▸ TASK TO COMPLETE
Look through the material and copy each line holding "umol".

[Recorded data]
┄┄┄┄┄┄┄┄┄┄

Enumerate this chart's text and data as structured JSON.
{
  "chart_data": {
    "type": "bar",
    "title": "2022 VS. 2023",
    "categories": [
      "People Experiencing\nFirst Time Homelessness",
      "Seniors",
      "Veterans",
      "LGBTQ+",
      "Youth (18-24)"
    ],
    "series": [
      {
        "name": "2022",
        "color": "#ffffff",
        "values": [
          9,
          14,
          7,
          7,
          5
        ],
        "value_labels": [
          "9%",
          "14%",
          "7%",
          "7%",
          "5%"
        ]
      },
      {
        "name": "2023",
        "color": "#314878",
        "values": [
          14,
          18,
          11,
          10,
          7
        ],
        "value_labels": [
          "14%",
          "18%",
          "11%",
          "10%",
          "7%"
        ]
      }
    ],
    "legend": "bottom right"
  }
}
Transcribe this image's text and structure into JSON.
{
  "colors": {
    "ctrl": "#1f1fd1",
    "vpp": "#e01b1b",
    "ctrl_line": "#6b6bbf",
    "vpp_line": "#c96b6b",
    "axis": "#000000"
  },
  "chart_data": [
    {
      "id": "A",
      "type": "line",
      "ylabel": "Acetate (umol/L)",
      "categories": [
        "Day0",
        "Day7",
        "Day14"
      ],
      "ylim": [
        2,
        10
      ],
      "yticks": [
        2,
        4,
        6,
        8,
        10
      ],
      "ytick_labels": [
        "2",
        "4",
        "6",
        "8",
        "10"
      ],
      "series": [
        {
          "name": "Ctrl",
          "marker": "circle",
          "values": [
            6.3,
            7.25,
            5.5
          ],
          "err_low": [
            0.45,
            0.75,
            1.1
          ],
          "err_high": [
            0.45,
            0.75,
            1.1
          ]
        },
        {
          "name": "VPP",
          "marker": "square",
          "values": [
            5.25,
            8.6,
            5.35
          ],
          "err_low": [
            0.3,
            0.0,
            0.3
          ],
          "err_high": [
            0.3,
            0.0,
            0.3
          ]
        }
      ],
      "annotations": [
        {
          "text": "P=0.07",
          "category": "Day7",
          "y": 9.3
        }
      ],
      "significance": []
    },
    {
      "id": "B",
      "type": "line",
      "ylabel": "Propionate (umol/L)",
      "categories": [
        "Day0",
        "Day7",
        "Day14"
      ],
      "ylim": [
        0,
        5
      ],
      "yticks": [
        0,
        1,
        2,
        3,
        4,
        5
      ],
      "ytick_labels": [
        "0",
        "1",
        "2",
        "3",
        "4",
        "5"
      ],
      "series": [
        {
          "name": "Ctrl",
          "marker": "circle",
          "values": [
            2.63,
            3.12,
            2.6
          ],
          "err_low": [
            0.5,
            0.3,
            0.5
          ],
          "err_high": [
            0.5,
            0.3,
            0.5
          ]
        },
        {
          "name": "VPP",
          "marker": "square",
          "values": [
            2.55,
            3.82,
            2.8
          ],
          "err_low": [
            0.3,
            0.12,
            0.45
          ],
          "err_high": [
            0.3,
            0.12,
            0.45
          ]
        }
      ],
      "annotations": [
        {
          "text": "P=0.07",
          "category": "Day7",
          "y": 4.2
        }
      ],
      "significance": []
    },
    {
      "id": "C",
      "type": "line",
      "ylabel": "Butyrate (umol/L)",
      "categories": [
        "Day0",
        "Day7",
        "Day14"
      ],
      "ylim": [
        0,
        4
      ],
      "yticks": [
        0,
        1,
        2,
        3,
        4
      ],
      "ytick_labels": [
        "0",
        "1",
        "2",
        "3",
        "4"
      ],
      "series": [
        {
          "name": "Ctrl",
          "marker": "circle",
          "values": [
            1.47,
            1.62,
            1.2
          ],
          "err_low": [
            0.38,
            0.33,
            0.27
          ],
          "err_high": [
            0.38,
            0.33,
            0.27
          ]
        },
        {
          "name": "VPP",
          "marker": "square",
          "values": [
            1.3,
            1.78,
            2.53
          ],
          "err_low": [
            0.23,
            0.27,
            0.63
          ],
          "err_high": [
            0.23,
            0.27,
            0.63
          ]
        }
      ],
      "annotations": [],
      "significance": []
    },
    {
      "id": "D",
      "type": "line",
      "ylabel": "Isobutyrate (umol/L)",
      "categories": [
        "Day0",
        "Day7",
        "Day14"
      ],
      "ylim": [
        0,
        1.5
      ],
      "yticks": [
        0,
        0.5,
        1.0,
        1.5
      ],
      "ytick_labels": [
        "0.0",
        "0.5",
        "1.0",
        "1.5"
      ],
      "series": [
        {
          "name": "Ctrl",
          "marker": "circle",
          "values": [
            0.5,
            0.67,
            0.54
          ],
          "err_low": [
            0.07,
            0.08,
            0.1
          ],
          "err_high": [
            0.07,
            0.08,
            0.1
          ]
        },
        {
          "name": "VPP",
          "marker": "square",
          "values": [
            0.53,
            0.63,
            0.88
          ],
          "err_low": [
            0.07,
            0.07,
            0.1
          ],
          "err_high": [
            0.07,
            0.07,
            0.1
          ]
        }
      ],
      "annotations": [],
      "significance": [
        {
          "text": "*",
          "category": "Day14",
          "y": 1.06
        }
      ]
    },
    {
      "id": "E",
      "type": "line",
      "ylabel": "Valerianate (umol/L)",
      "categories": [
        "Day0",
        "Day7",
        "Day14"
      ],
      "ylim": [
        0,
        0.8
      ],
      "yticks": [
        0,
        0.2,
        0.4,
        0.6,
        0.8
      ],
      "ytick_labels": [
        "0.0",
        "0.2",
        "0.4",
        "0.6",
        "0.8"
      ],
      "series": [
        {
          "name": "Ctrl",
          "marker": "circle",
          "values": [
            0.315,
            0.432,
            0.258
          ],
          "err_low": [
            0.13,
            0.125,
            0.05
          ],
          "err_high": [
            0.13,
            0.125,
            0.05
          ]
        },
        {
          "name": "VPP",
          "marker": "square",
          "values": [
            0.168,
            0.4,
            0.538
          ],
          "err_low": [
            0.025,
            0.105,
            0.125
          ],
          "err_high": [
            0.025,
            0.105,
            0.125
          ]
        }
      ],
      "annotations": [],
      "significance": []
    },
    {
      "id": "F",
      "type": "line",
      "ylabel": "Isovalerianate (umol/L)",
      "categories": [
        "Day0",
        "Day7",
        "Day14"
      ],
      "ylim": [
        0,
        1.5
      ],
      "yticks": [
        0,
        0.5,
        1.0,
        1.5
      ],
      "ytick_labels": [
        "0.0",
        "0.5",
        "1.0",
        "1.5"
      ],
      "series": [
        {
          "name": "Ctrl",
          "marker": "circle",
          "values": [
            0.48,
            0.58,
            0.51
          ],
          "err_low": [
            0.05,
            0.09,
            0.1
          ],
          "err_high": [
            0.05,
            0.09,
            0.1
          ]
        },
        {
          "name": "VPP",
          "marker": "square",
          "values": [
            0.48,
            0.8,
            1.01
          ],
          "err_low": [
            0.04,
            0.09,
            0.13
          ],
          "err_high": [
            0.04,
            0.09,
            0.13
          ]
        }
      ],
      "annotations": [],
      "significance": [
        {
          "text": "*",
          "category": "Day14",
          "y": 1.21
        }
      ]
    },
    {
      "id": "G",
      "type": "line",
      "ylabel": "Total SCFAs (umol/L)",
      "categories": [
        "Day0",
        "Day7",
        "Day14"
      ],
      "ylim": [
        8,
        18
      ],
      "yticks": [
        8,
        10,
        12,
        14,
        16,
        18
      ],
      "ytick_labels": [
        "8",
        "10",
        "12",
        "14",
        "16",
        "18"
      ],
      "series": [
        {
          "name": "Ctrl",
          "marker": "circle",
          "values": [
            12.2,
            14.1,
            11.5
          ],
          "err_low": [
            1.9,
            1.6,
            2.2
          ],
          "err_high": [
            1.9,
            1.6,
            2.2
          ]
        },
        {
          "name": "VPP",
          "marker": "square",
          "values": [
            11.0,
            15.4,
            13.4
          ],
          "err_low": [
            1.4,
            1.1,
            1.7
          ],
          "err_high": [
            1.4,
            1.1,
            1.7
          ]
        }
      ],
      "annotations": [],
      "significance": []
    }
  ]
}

┄┄┄┄┄┄┄┄┄┄

▸ PROBLEM SOLUTION
      "ylabel": "Acetate (umol/L)",
      "ylabel": "Propionate (umol/L)",
      "ylabel": "Butyrate (umol/L)",
      "ylabel": "Isobutyrate (umol/L)",
      "ylabel": "Valerianate (umol/L)",
      "ylabel": "Isovalerianate (umol/L)",
      "ylabel": "Total SCFAs (umol/L)",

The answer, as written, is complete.